Problem statement => Return the number of lines that include the string "채용시까지", without any other text.

Task inputs =>

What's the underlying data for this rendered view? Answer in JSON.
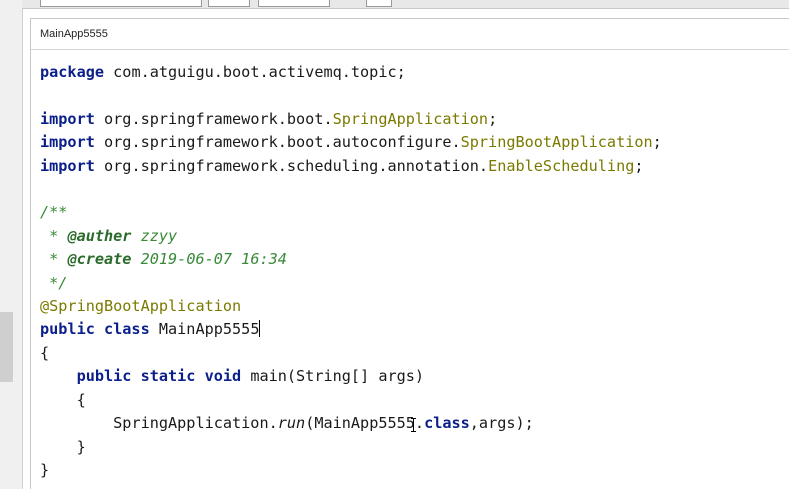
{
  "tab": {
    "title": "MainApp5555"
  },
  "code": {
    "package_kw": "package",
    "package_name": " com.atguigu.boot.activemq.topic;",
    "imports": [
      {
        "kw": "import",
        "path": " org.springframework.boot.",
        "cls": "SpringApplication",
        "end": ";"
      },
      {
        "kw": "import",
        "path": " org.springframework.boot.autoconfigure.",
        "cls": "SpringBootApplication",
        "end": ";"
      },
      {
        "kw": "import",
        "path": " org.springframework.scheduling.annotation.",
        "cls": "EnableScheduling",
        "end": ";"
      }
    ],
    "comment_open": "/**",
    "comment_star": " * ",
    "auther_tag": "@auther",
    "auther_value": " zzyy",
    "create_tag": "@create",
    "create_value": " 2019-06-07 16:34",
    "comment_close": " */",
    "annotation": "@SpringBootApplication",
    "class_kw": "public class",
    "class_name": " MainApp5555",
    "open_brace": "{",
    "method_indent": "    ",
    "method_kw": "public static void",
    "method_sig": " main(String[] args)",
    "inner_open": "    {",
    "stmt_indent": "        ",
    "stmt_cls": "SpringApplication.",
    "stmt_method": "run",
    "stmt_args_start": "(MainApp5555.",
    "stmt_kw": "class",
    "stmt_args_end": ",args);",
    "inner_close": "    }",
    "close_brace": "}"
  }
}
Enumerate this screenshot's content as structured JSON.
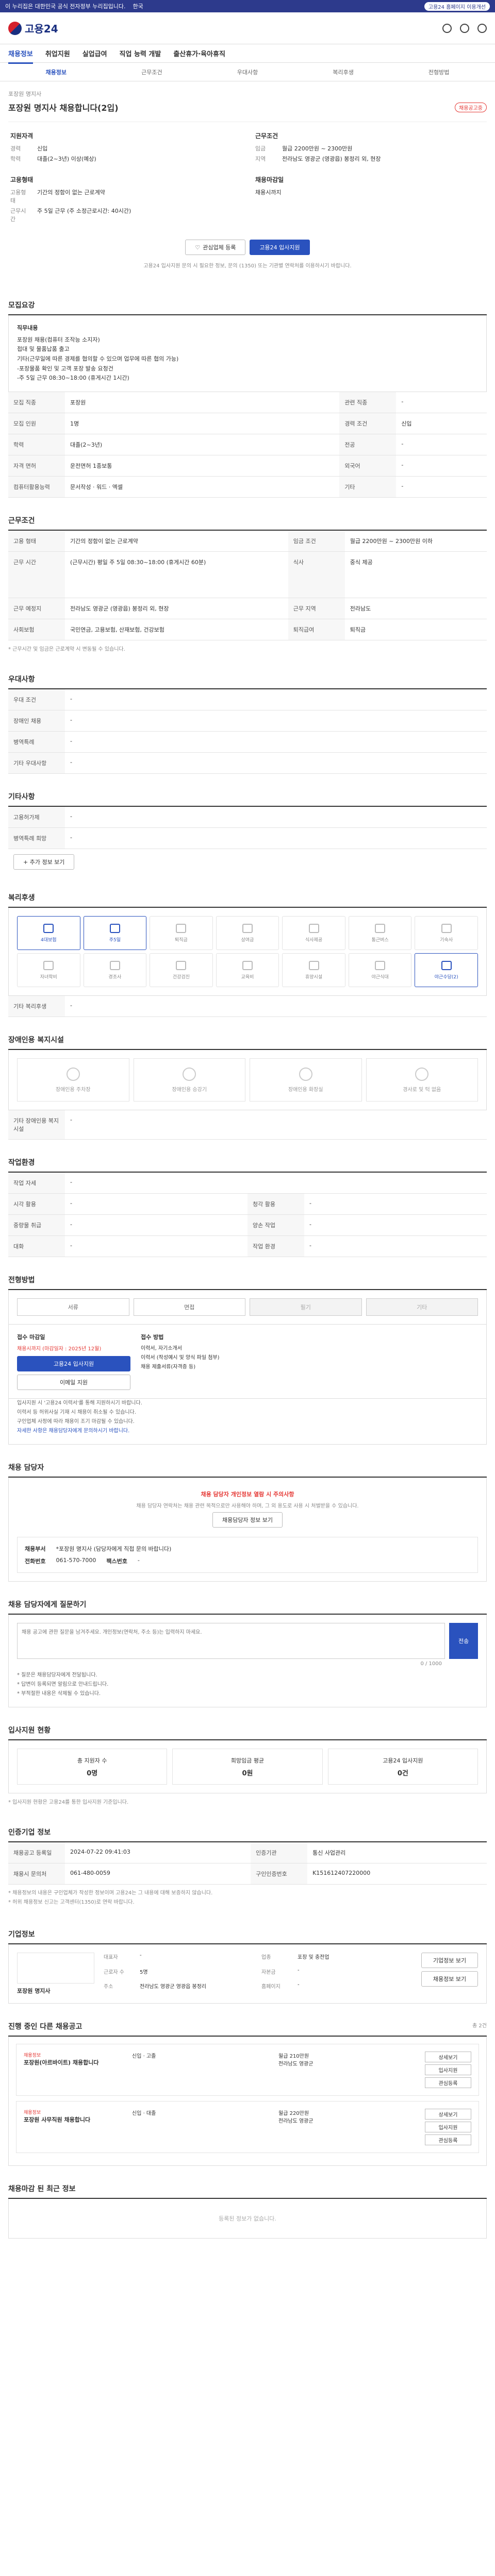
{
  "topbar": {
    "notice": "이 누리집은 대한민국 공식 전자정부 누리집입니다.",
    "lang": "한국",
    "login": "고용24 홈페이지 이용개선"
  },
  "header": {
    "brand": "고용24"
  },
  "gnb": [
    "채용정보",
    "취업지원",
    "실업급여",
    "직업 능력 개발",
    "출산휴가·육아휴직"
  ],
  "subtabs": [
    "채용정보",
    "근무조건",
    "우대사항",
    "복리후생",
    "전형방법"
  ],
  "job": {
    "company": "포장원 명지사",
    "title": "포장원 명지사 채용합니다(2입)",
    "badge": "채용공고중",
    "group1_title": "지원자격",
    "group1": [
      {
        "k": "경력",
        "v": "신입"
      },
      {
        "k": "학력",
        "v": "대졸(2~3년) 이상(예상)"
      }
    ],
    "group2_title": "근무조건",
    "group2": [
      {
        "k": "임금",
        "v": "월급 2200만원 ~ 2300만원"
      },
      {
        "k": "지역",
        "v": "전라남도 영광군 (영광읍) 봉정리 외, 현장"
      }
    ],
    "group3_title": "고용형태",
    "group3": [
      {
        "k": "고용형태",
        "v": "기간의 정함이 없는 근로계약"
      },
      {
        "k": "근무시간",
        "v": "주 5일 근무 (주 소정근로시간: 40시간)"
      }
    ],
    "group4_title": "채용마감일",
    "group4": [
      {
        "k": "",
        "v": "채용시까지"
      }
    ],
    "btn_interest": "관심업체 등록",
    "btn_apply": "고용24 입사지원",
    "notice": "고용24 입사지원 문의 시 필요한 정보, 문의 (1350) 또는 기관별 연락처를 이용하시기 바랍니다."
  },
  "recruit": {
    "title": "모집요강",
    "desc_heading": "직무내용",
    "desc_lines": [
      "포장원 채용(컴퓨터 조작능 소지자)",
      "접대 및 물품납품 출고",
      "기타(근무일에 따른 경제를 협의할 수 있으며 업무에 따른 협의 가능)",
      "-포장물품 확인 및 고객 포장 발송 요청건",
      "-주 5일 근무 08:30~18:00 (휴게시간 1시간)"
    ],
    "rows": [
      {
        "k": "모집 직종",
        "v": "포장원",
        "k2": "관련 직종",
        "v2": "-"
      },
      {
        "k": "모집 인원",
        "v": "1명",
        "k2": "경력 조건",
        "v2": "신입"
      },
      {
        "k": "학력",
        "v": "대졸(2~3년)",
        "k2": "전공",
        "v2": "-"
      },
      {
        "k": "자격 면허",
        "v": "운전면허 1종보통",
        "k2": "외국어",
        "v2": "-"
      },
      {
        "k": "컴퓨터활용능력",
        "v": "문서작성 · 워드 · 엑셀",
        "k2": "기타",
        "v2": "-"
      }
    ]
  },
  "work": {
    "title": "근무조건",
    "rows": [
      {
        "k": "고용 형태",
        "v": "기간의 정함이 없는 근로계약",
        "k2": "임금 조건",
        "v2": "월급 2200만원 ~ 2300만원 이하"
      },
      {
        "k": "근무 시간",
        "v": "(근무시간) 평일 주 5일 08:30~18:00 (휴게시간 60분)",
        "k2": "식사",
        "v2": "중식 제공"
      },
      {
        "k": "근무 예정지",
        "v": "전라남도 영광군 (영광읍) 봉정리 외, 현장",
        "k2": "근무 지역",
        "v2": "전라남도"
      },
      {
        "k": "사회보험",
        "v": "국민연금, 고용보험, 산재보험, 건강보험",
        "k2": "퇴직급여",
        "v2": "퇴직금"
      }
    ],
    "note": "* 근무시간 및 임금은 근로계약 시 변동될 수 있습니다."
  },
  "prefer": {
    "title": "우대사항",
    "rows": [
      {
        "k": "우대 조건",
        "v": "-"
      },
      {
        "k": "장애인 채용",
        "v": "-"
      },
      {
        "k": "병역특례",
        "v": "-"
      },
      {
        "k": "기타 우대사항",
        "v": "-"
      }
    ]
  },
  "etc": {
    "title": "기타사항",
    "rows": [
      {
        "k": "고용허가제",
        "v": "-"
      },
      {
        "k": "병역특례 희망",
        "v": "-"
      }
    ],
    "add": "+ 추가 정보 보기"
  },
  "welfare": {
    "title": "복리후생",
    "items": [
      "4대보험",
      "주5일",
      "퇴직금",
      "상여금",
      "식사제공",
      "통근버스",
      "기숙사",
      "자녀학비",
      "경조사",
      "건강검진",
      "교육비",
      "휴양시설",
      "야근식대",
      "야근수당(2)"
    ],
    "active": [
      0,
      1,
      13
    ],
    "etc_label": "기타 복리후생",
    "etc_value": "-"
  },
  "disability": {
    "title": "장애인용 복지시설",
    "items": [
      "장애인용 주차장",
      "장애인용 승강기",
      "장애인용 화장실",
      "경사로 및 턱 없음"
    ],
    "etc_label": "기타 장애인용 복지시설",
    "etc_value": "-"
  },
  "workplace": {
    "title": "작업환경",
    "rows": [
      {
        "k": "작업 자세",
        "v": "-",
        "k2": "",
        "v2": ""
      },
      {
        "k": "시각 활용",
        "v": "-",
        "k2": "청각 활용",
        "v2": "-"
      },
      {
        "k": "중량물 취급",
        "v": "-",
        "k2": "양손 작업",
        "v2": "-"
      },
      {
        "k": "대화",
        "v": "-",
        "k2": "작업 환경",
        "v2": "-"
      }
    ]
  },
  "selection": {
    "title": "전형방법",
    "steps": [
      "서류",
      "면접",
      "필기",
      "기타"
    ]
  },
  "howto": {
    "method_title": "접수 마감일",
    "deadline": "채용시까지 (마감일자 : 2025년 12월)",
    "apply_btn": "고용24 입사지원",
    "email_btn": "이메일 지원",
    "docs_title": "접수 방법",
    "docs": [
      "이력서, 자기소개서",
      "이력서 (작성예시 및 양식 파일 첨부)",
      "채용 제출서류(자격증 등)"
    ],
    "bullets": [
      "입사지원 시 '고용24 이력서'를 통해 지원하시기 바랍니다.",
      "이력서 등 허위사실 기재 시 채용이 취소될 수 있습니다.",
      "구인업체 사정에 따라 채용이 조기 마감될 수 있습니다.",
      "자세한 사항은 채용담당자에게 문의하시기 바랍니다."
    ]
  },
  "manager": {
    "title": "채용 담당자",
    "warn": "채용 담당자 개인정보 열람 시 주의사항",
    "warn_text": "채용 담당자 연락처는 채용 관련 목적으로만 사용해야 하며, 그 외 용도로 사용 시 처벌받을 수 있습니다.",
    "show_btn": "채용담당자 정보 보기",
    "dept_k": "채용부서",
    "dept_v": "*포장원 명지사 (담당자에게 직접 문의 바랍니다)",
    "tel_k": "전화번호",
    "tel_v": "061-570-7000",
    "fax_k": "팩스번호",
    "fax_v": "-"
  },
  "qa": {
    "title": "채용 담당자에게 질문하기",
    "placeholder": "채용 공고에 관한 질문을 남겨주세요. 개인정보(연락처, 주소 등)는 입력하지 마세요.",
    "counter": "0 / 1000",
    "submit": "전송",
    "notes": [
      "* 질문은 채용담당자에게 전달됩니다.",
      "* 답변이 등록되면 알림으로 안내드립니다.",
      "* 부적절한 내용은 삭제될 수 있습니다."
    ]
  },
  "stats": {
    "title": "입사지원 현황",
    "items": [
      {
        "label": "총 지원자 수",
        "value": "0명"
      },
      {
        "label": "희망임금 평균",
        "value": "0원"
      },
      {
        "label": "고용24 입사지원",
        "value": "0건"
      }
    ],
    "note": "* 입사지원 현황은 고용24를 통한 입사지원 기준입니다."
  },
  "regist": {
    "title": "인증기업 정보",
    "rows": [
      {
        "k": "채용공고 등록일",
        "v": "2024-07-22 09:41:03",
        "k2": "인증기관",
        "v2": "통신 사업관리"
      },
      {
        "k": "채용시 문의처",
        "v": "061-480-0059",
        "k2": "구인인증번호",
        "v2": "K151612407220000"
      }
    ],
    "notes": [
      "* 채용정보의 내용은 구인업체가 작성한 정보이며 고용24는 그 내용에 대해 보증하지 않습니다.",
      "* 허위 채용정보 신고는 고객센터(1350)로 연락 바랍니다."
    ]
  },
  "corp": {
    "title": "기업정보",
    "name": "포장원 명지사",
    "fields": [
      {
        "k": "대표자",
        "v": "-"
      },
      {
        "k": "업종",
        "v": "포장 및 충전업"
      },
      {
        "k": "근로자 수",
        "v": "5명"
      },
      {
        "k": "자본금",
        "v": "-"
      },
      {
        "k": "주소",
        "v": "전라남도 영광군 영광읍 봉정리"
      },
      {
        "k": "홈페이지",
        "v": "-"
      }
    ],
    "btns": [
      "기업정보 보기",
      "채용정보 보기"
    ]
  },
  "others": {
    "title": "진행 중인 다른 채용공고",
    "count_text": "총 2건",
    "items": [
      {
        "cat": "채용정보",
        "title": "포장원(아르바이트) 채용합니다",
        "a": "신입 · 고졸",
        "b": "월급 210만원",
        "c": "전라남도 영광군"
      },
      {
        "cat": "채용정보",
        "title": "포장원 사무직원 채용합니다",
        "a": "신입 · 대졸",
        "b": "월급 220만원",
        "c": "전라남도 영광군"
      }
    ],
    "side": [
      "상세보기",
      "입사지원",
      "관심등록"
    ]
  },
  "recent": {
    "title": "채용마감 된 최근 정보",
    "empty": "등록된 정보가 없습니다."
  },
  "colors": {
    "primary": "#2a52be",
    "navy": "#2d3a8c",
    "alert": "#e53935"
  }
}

Final result => 2